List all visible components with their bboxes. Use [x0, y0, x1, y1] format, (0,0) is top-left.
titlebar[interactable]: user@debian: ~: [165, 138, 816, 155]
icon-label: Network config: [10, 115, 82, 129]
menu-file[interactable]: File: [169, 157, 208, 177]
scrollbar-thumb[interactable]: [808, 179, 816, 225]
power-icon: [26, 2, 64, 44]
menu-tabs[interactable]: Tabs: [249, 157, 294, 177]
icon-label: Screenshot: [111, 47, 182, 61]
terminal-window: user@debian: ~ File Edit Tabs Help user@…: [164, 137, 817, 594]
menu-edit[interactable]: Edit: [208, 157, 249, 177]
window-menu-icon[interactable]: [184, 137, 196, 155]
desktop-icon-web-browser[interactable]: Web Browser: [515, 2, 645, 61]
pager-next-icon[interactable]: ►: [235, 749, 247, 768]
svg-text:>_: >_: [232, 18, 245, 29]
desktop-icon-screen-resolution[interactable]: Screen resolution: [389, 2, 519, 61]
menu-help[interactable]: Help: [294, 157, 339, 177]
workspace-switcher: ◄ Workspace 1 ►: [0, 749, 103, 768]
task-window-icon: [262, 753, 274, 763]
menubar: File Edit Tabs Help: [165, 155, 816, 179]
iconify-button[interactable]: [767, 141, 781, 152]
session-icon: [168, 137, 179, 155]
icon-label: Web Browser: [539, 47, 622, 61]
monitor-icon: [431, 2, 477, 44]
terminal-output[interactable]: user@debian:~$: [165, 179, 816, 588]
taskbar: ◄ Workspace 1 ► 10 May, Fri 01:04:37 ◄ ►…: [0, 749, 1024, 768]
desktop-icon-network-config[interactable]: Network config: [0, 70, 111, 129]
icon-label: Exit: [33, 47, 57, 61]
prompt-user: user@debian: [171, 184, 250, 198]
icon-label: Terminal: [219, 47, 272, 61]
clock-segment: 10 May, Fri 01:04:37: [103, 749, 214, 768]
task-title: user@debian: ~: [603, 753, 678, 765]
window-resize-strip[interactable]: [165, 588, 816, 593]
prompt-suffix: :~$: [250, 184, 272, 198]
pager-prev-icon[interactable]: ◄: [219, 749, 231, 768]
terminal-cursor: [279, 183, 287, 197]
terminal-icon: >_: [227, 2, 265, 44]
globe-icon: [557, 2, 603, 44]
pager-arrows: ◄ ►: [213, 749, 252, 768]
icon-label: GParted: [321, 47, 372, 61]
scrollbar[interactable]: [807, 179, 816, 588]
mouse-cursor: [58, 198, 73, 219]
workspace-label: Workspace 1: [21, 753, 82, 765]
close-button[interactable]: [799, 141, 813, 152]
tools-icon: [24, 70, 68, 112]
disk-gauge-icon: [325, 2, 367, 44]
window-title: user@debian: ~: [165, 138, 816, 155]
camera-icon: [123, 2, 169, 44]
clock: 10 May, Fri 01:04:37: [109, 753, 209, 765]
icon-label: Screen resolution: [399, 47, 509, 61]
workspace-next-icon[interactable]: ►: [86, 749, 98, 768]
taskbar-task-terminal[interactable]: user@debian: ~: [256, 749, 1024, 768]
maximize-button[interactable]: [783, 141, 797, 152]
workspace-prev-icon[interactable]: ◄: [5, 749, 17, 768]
____
Goal:
Rewrite the data above with every instance of "Workspace 1" changed to "Workspace 2", leaving everything else unchanged.

Solution:
List all visible components with their bboxes. Use [x0, y0, x1, y1] format, (0,0) is top-left.
titlebar[interactable]: user@debian: ~: [165, 138, 816, 155]
icon-label: Network config: [10, 115, 82, 129]
menu-file[interactable]: File: [169, 157, 208, 177]
scrollbar-thumb[interactable]: [808, 179, 816, 225]
power-icon: [26, 2, 64, 44]
menu-tabs[interactable]: Tabs: [249, 157, 294, 177]
icon-label: Screenshot: [111, 47, 182, 61]
terminal-window: user@debian: ~ File Edit Tabs Help user@…: [164, 137, 817, 594]
menu-edit[interactable]: Edit: [208, 157, 249, 177]
window-menu-icon[interactable]: [184, 137, 196, 155]
desktop-icon-web-browser[interactable]: Web Browser: [515, 2, 645, 61]
pager-next-icon[interactable]: ►: [235, 749, 247, 768]
svg-text:>_: >_: [232, 18, 245, 29]
desktop-icon-screen-resolution[interactable]: Screen resolution: [389, 2, 519, 61]
menu-help[interactable]: Help: [294, 157, 339, 177]
workspace-switcher: ◄ Workspace 2 ►: [0, 749, 103, 768]
task-window-icon: [262, 753, 274, 763]
menubar: File Edit Tabs Help: [165, 155, 816, 179]
iconify-button[interactable]: [767, 141, 781, 152]
session-icon: [168, 137, 179, 155]
icon-label: Web Browser: [539, 47, 622, 61]
monitor-icon: [431, 2, 477, 44]
terminal-output[interactable]: user@debian:~$: [165, 179, 816, 588]
taskbar: ◄ Workspace 2 ► 10 May, Fri 01:04:37 ◄ ►…: [0, 749, 1024, 768]
desktop-icon-network-config[interactable]: Network config: [0, 70, 111, 129]
icon-label: Exit: [33, 47, 57, 61]
prompt-user: user@debian: [171, 184, 250, 198]
icon-label: Terminal: [219, 47, 272, 61]
clock-segment: 10 May, Fri 01:04:37: [103, 749, 214, 768]
task-title: user@debian: ~: [603, 753, 678, 765]
window-resize-strip[interactable]: [165, 588, 816, 593]
prompt-suffix: :~$: [250, 184, 272, 198]
pager-prev-icon[interactable]: ◄: [219, 749, 231, 768]
terminal-cursor: [279, 183, 287, 197]
terminal-icon: >_: [227, 2, 265, 44]
globe-icon: [557, 2, 603, 44]
pager-arrows: ◄ ►: [213, 749, 252, 768]
icon-label: GParted: [321, 47, 372, 61]
scrollbar[interactable]: [807, 179, 816, 588]
mouse-cursor: [58, 198, 73, 219]
workspace-label: Workspace 2: [21, 753, 82, 765]
close-button[interactable]: [799, 141, 813, 152]
tools-icon: [24, 70, 68, 112]
disk-gauge-icon: [325, 2, 367, 44]
window-title: user@debian: ~: [165, 138, 816, 155]
camera-icon: [123, 2, 169, 44]
clock: 10 May, Fri 01:04:37: [109, 753, 209, 765]
icon-label: Screen resolution: [399, 47, 509, 61]
workspace-next-icon[interactable]: ►: [86, 749, 98, 768]
taskbar-task-terminal[interactable]: user@debian: ~: [256, 749, 1024, 768]
maximize-button[interactable]: [783, 141, 797, 152]
workspace-prev-icon[interactable]: ◄: [5, 749, 17, 768]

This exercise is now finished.